_What the exercise asks_
Copy out the listing below word for word, omitting the picture.

_Information provided_
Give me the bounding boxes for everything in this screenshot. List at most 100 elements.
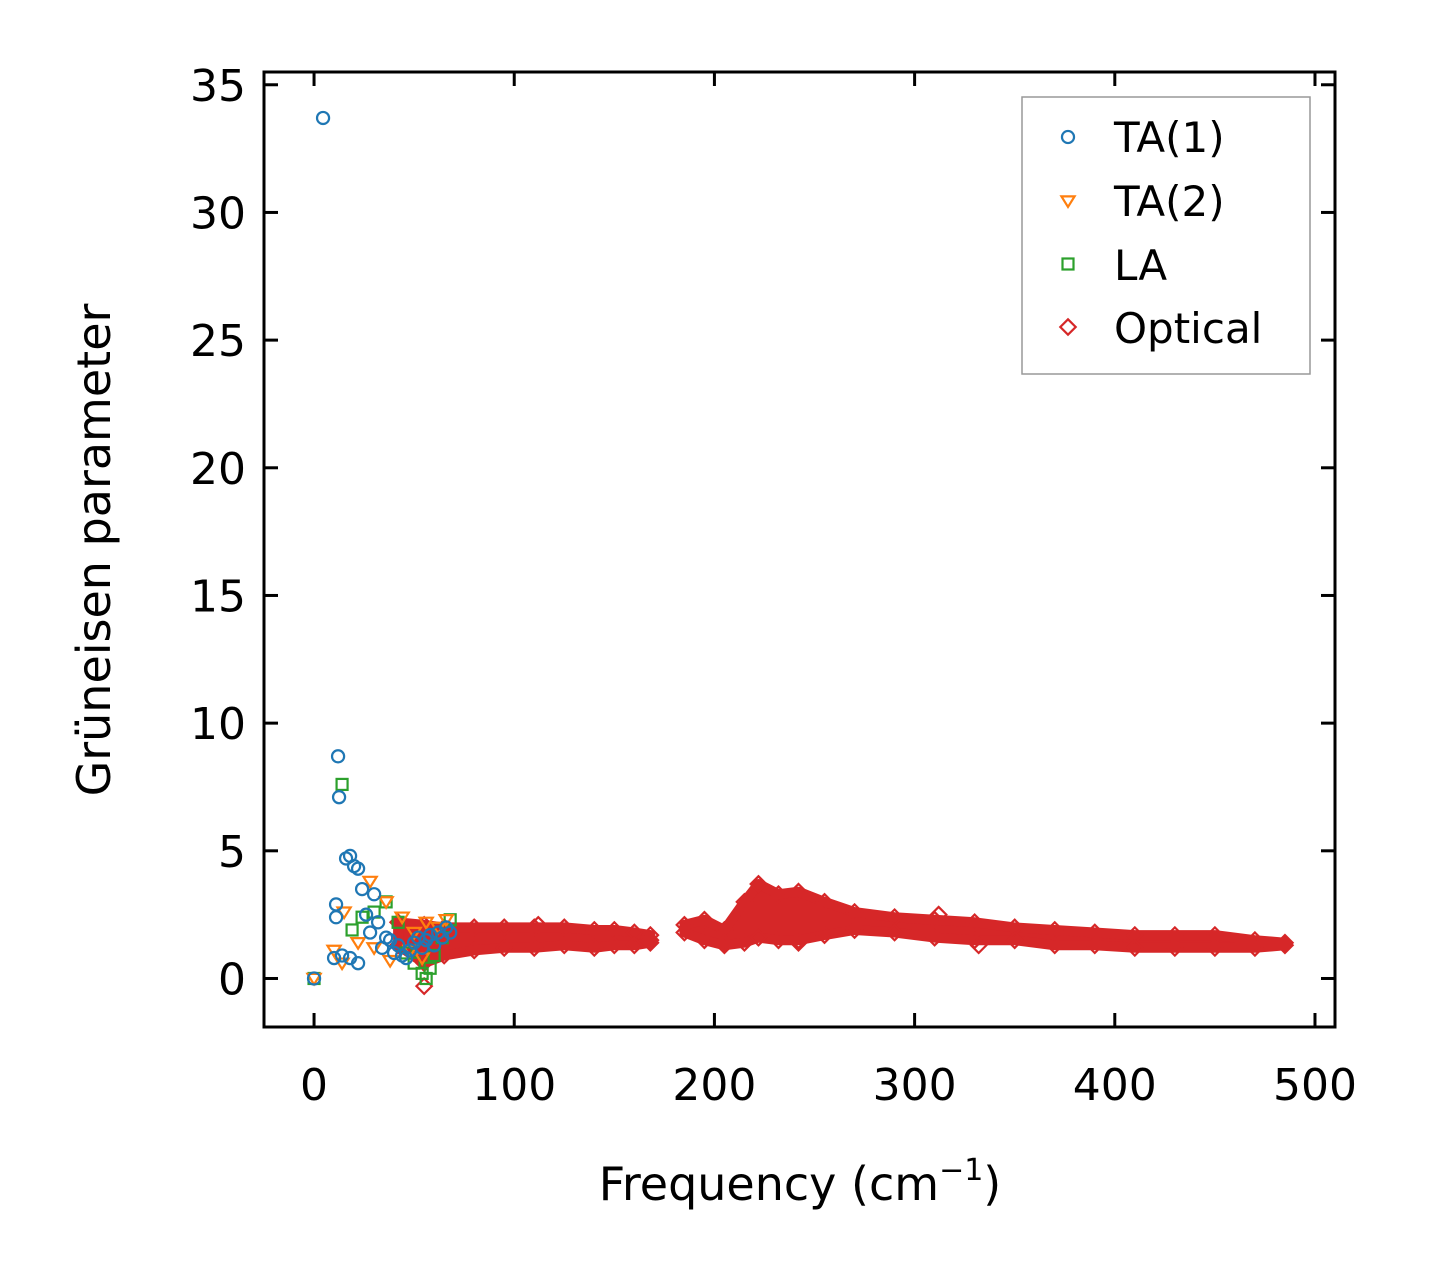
optical-point [641,933,660,952]
x-axis-title-close: ) [983,1157,1001,1211]
ta1-point [354,881,370,897]
y-tick-label: 25 [190,316,246,367]
legend-label-ta2: TA(2) [1113,177,1225,226]
ta2-point [405,926,423,941]
x-tick-label: 100 [472,1060,556,1111]
optical-point [555,918,574,937]
optical-point [735,933,754,952]
ta1-point [350,956,366,971]
optical-point [1125,938,1145,958]
y-tick-label: 0 [218,954,246,1005]
optical-point [641,930,660,950]
x-axis-title-main: Frequency (cm [599,1157,939,1211]
optical-point [1205,925,1225,945]
optical-point [494,938,514,958]
ta1-point [366,887,382,902]
optical-point [1085,923,1105,942]
y-tick-label: 20 [190,444,246,495]
optical-point [524,938,544,958]
ta2-point [437,914,455,928]
ta1-point [362,925,378,940]
legend-markers [1058,129,1078,337]
optical-point [1125,925,1145,945]
optical-point [555,936,574,955]
optical-point [815,892,834,912]
optical-point [695,910,714,930]
optical-point [885,923,904,942]
x-axis-title-superscript: −1 [939,1153,983,1188]
ta1-point [326,950,342,966]
x-tick-label: 400 [1073,1060,1157,1111]
optical-point [675,923,694,942]
optical-point [715,933,734,952]
la-point [423,961,437,975]
optical-point [1205,938,1225,958]
optical-point [1085,936,1105,955]
x-tick-label: 300 [873,1060,957,1111]
y-tick-label: 30 [190,188,246,239]
optical-point [769,930,788,950]
optical-point [494,918,514,937]
optical-point [1165,925,1185,945]
optical-point [929,905,948,924]
legend: TA(1) TA(2) LA Optical [1021,96,1311,375]
optical-point [1005,918,1024,937]
legend-label-ta1: TA(1) [1113,113,1225,162]
optical-point [1005,930,1024,950]
legend-label-optical: Optical [1114,304,1262,353]
optical-point [1245,930,1265,950]
ta1-point [306,971,322,986]
ta2-point [393,911,411,926]
optical-point [1275,936,1295,955]
legend-marker-ta2 [1059,195,1077,210]
optical-point [769,884,788,904]
ta1-point [315,110,331,126]
legend-marker-la [1061,257,1075,271]
ta1-point [398,950,414,966]
optical-point [789,933,808,952]
ta2-point [365,942,383,956]
optical-point [965,913,984,932]
ta2-point [333,957,351,972]
ta2-point [361,875,379,890]
ta2-point [349,937,367,951]
x-axis-title: Frequency (cm−1) [599,1153,1002,1211]
y-axis-title: Grüneisen parameter [67,303,121,796]
optical-point [789,930,808,950]
ta1-point [443,925,458,940]
optical-point [585,938,604,958]
optical-point [625,936,644,955]
y-tick-label: 15 [190,571,246,622]
y-tick-label: 35 [190,61,246,112]
ta1-point [334,948,350,963]
optical-point [749,928,768,947]
ta1-point [330,749,346,764]
optical-point [845,902,864,922]
optical-point [414,976,434,996]
optical-point [1245,938,1265,958]
la-point [335,777,349,792]
optical-point [735,892,754,912]
ta1-point [331,790,347,805]
ta1-point [427,938,442,953]
optical-point [675,915,694,935]
legend-marker-optical [1058,317,1078,337]
ta2-point [377,896,395,910]
x-tick-label: 0 [300,1060,328,1111]
plot-frame [262,70,1337,1029]
ta1-point [386,945,402,961]
ta1-point [328,897,344,912]
optical-point [969,936,988,955]
optical-point [1045,936,1064,955]
optical-point [815,925,834,945]
optical-point [925,910,944,930]
optical-point [845,920,864,940]
optical-point [625,923,644,942]
ta1-point [328,910,344,925]
optical-point [695,930,714,950]
ta2-point [417,916,435,931]
ta1-point [358,907,374,922]
plot-marks [305,110,1295,996]
ta1-point [370,915,386,930]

_Completed task_
Give me the bounding boxes for everything in this screenshot. List at most 100 elements.
optical-point [641,933,660,952]
x-axis-title-close: ) [983,1157,1001,1211]
ta1-point [354,881,370,897]
y-tick-label: 25 [190,316,246,367]
legend-label-ta2: TA(2) [1113,177,1225,226]
ta2-point [405,926,423,941]
x-tick-label: 100 [472,1060,556,1111]
optical-point [555,918,574,937]
optical-point [735,933,754,952]
ta1-point [350,956,366,971]
optical-point [1125,938,1145,958]
y-tick-label: 0 [218,954,246,1005]
optical-point [641,930,660,950]
x-axis-title-main: Frequency (cm [599,1157,939,1211]
optical-point [1205,925,1225,945]
optical-point [494,938,514,958]
ta1-point [366,887,382,902]
optical-point [1085,923,1105,942]
y-tick-label: 20 [190,444,246,495]
optical-point [524,938,544,958]
ta2-point [437,914,455,928]
ta1-point [362,925,378,940]
legend-markers [1058,129,1078,337]
optical-point [1125,925,1145,945]
optical-point [555,936,574,955]
optical-point [815,892,834,912]
optical-point [695,910,714,930]
optical-point [885,923,904,942]
x-axis-title-superscript: −1 [939,1153,983,1188]
ta1-point [326,950,342,966]
x-tick-label: 400 [1073,1060,1157,1111]
optical-point [675,923,694,942]
optical-point [715,933,734,952]
la-point [423,961,437,975]
optical-point [1205,938,1225,958]
optical-point [1085,936,1105,955]
x-tick-label: 300 [873,1060,957,1111]
y-tick-label: 30 [190,188,246,239]
optical-point [769,930,788,950]
optical-point [494,918,514,937]
optical-point [1165,925,1185,945]
optical-point [929,905,948,924]
legend: TA(1) TA(2) LA Optical [1021,96,1311,375]
optical-point [1005,918,1024,937]
legend-label-ta1: TA(1) [1113,113,1225,162]
optical-point [1005,930,1024,950]
legend-label-optical: Optical [1114,304,1262,353]
optical-point [1245,930,1265,950]
ta1-point [306,971,322,986]
ta2-point [393,911,411,926]
optical-point [1275,936,1295,955]
legend-marker-ta2 [1059,195,1077,210]
optical-point [769,884,788,904]
ta1-point [315,110,331,126]
legend-marker-la [1061,257,1075,271]
ta1-point [398,950,414,966]
optical-point [789,933,808,952]
ta2-point [365,942,383,956]
optical-point [965,913,984,932]
ta2-point [333,957,351,972]
ta2-point [361,875,379,890]
ta2-point [349,937,367,951]
x-axis-title: Frequency (cm−1) [599,1153,1002,1211]
y-axis-title: Grüneisen parameter [67,303,121,796]
optical-point [789,930,808,950]
ta1-point [443,925,458,940]
optical-point [585,938,604,958]
optical-point [625,936,644,955]
y-tick-label: 15 [190,571,246,622]
y-tick-label: 35 [190,61,246,112]
ta1-point [334,948,350,963]
optical-point [749,928,768,947]
ta1-point [330,749,346,764]
optical-point [845,902,864,922]
optical-point [414,976,434,996]
optical-point [1245,938,1265,958]
la-point [335,777,349,792]
optical-point [735,892,754,912]
ta1-point [331,790,347,805]
ta1-point [427,938,442,953]
optical-point [675,915,694,935]
legend-marker-optical [1058,317,1078,337]
ta2-point [377,896,395,910]
x-tick-label: 0 [300,1060,328,1111]
plot-frame [262,70,1337,1029]
ta1-point [386,945,402,961]
ta1-point [328,897,344,912]
optical-point [969,936,988,955]
optical-point [1045,936,1064,955]
optical-point [815,925,834,945]
optical-point [925,910,944,930]
optical-point [845,920,864,940]
optical-point [625,923,644,942]
ta1-point [328,910,344,925]
optical-point [695,930,714,950]
ta2-point [417,916,435,931]
ta1-point [358,907,374,922]
plot-marks [305,110,1295,996]
ta1-point [370,915,386,930]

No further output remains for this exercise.